■ **Aim**: The complete listing should be restated exactly.

■ **Excerpted records**:
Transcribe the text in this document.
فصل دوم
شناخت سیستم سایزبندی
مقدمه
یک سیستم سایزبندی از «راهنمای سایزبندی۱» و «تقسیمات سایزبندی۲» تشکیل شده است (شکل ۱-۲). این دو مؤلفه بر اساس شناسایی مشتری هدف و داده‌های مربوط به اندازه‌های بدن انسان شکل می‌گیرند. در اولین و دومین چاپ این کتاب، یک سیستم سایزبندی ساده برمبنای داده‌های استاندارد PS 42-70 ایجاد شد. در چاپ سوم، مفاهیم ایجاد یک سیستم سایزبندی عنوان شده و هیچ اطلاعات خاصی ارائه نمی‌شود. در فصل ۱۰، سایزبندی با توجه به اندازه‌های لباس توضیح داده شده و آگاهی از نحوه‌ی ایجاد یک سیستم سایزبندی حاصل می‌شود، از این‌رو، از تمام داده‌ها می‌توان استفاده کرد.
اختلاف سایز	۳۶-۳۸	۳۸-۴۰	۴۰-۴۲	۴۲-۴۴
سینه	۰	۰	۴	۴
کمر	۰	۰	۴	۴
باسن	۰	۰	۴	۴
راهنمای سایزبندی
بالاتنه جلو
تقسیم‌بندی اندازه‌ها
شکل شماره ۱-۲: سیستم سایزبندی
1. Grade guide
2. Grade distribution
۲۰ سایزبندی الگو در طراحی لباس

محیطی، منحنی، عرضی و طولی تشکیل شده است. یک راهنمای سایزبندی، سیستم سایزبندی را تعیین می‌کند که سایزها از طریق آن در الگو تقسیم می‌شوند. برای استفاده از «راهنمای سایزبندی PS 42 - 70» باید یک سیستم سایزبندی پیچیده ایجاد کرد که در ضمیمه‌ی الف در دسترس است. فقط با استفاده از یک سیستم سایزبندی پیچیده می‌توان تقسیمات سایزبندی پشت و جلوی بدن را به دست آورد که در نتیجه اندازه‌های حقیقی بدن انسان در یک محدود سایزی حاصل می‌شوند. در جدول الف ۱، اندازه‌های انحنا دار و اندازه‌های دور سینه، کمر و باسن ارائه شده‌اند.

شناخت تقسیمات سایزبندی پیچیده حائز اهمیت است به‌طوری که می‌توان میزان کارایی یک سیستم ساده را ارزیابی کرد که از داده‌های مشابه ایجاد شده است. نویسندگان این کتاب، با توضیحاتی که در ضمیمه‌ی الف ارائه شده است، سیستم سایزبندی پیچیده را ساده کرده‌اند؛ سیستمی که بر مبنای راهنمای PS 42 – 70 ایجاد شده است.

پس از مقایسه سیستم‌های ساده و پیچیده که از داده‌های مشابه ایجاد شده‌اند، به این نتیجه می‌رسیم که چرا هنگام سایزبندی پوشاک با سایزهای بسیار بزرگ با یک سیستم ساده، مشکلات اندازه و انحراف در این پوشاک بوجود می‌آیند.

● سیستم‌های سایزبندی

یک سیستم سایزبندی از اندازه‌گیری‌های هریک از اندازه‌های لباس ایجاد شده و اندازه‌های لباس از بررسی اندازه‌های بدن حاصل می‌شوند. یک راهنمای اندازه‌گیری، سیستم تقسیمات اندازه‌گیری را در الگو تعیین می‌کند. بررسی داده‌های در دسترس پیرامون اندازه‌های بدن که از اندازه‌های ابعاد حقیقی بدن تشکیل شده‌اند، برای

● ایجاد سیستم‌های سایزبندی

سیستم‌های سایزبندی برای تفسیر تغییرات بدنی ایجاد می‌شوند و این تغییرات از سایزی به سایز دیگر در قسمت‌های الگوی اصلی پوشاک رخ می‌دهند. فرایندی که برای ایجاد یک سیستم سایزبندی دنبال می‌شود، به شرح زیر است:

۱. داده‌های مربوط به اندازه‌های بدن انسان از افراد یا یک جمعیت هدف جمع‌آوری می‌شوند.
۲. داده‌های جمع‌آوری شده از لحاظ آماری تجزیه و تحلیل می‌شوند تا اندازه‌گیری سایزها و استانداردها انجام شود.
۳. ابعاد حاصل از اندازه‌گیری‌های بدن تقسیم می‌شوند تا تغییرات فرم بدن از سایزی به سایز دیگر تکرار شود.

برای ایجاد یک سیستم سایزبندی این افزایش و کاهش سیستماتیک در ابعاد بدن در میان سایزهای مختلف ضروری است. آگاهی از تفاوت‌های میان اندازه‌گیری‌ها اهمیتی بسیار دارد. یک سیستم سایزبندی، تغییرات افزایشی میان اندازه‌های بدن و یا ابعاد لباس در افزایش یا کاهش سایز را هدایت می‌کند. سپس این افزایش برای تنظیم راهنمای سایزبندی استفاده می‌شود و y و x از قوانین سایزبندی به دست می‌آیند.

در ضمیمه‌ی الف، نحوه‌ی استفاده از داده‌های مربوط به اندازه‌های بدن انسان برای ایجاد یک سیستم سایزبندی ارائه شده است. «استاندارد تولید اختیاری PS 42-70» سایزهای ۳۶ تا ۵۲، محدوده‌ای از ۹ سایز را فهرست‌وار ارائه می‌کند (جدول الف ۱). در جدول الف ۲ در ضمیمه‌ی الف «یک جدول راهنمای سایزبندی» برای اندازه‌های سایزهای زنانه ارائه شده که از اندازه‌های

■ **Finished answer**:
Transcribe the text in this document.
فصل دوم
شناخت سیستم سایزبندی
مقدمه
یک سیستم سایزبندی از «راهنمای سایزبندی۱» و «تقسیمات سایزبندی۲» تشکیل شده است (شکل ۱-۲). این دو مؤلفه بر اساس شناسایی مشتری هدف و داده‌های مربوط به اندازه‌های بدن انسان شکل می‌گیرند. در اولین و دومین چاپ این کتاب، یک سیستم سایزبندی ساده برمبنای داده‌های استاندارد PS 42-70 ایجاد شد. در چاپ سوم، مفاهیم ایجاد یک سیستم سایزبندی عنوان شده و هیچ اطلاعات خاصی ارائه نمی‌شود. در فصل ۱۰، سایزبندی با توجه به اندازه‌های لباس توضیح داده شده و آگاهی از نحوه‌ی ایجاد یک سیستم سایزبندی حاصل می‌شود، از این‌رو، از تمام داده‌ها می‌توان استفاده کرد.
اختلاف سایز	۳۶-۳۸	۳۸-۴۰	۴۰-۴۲	۴۲-۴۴
سینه	۰	۰	۴	۴
کمر	۰	۰	۴	۴
باسن	۰	۰	۴	۴
راهنمای سایزبندی
بالاتنه جلو
تقسیم‌بندی اندازه‌ها
شکل شماره ۱-۲: سیستم سایزبندی
1. Grade guide
2. Grade distribution
۲۰ سایزبندی الگو در طراحی لباس

محیطی، منحنی، عرضی و طولی تشکیل شده است. یک راهنمای سایزبندی، سیستم سایزبندی را تعیین می‌کند که سایزها از طریق آن در الگو تقسیم می‌شوند. برای استفاده از «راهنمای سایزبندی PS 42 - 70» باید یک سیستم سایزبندی پیچیده ایجاد کرد که در ضمیمه‌ی الف در دسترس است. فقط با استفاده از یک سیستم سایزبندی پیچیده می‌توان تقسیمات سایزبندی پشت و جلوی بدن را به دست آورد که در نتیجه اندازه‌های حقیقی بدن انسان در یک محدود سایزی حاصل می‌شوند. در جدول الف ۱، اندازه‌های انحنا دار و اندازه‌های دور سینه، کمر و باسن ارائه شده‌اند.

شناخت تقسیمات سایزبندی پیچیده حائز اهمیت است به‌طوری که می‌توان میزان کارایی یک سیستم ساده را ارزیابی کرد که از داده‌های مشابه ایجاد شده است. نویسندگان این کتاب، با توضیحاتی که در ضمیمه‌ی الف ارائه شده است، سیستم سایزبندی پیچیده را ساده کرده‌اند؛ سیستمی که بر مبنای راهنمای PS 42 – 70 ایجاد شده است.

پس از مقایسه سیستم‌های ساده و پیچیده که از داده‌های مشابه ایجاد شده‌اند، به این نتیجه می‌رسیم که چرا هنگام سایزبندی پوشاک با سایزهای بسیار بزرگ با یک سیستم ساده، مشکلات اندازه و انحراف در این پوشاک بوجود می‌آیند.

● سیستم‌های سایزبندی

یک سیستم سایزبندی از اندازه‌گیری‌های هریک از اندازه‌های لباس ایجاد شده و اندازه‌های لباس از بررسی اندازه‌های بدن حاصل می‌شوند. یک راهنمای اندازه‌گیری، سیستم تقسیمات اندازه‌گیری را در الگو تعیین می‌کند. بررسی داده‌های در دسترس پیرامون اندازه‌های بدن که از اندازه‌های ابعاد حقیقی بدن تشکیل شده‌اند، برای

● ایجاد سیستم‌های سایزبندی

سیستم‌های سایزبندی برای تفسیر تغییرات بدنی ایجاد می‌شوند و این تغییرات از سایزی به سایز دیگر در قسمت‌های الگوی اصلی پوشاک رخ می‌دهند. فرایندی که برای ایجاد یک سیستم سایزبندی دنبال می‌شود، به شرح زیر است:

۱. داده‌های مربوط به اندازه‌های بدن انسان از افراد یا یک جمعیت هدف جمع‌آوری می‌شوند.
۲. داده‌های جمع‌آوری شده از لحاظ آماری تجزیه و تحلیل می‌شوند تا اندازه‌گیری سایزها و استانداردها انجام شود.
۳. ابعاد حاصل از اندازه‌گیری‌های بدن تقسیم می‌شوند تا تغییرات فرم بدن از سایزی به سایز دیگر تکرار شود.

برای ایجاد یک سیستم سایزبندی این افزایش و کاهش سیستماتیک در ابعاد بدن در میان سایزهای مختلف ضروری است. آگاهی از تفاوت‌های میان اندازه‌گیری‌ها اهمیتی بسیار دارد. یک سیستم سایزبندی، تغییرات افزایشی میان اندازه‌های بدن و یا ابعاد لباس در افزایش یا کاهش سایز را هدایت می‌کند. سپس این افزایش برای تنظیم راهنمای سایزبندی استفاده می‌شود و y و x از قوانین سایزبندی به دست می‌آیند.

در ضمیمه‌ی الف، نحوه‌ی استفاده از داده‌های مربوط به اندازه‌های بدن انسان برای ایجاد یک سیستم سایزبندی ارائه شده است. «استاندارد تولید اختیاری PS 42-70» سایزهای ۳۶ تا ۵۲، محدوده‌ای از ۹ سایز را فهرست‌وار ارائه می‌کند (جدول الف ۱). در جدول الف ۲ در ضمیمه‌ی الف «یک جدول راهنمای سایزبندی» برای اندازه‌های سایزهای زنانه ارائه شده که از اندازه‌های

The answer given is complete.